(Records from a data source)

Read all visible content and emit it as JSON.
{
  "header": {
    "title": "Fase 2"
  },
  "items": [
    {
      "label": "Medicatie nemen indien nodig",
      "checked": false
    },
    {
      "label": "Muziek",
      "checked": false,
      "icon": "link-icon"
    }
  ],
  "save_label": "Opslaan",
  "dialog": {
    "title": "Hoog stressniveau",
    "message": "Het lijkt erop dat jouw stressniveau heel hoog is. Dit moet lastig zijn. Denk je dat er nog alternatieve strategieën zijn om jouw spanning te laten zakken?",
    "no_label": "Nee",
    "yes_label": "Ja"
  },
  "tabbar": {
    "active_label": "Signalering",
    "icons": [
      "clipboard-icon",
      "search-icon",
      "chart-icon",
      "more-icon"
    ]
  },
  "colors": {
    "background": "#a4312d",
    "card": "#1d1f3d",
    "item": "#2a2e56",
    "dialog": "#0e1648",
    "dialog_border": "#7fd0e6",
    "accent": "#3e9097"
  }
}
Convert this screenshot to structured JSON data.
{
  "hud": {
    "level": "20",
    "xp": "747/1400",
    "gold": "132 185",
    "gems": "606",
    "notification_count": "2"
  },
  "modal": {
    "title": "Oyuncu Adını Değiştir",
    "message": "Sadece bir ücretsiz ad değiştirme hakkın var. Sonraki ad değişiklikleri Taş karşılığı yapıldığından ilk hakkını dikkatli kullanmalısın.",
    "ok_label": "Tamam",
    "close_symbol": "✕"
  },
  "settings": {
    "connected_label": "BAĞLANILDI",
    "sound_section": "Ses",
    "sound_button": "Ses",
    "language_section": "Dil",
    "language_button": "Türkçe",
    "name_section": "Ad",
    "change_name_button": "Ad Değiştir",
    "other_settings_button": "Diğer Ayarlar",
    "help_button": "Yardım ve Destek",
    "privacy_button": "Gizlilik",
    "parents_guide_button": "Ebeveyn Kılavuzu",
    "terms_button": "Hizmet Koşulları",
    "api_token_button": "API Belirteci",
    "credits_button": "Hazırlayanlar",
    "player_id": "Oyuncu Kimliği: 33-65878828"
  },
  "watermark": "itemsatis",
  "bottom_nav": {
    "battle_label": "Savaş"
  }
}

- Task objective: Reproduce the lines of the entries above exactly, but only from the line containing "Convert this screenshot" through the final line.

- Result for this exercise:
Convert this screenshot to structured JSON data.
{
  "hud": {
    "level": "20",
    "xp": "747/1400",
    "gold": "132 185",
    "gems": "606",
    "notification_count": "2"
  },
  "modal": {
    "title": "Oyuncu Adını Değiştir",
    "message": "Sadece bir ücretsiz ad değiştirme hakkın var. Sonraki ad değişiklikleri Taş karşılığı yapıldığından ilk hakkını dikkatli kullanmalısın.",
    "ok_label": "Tamam",
    "close_symbol": "✕"
  },
  "settings": {
    "connected_label": "BAĞLANILDI",
    "sound_section": "Ses",
    "sound_button": "Ses",
    "language_section": "Dil",
    "language_button": "Türkçe",
    "name_section": "Ad",
    "change_name_button": "Ad Değiştir",
    "other_settings_button": "Diğer Ayarlar",
    "help_button": "Yardım ve Destek",
    "privacy_button": "Gizlilik",
    "parents_guide_button": "Ebeveyn Kılavuzu",
    "terms_button": "Hizmet Koşulları",
    "api_token_button": "API Belirteci",
    "credits_button": "Hazırlayanlar",
    "player_id": "Oyuncu Kimliği: 33-65878828"
  },
  "watermark": "itemsatis",
  "bottom_nav": {
    "battle_label": "Savaş"
  }
}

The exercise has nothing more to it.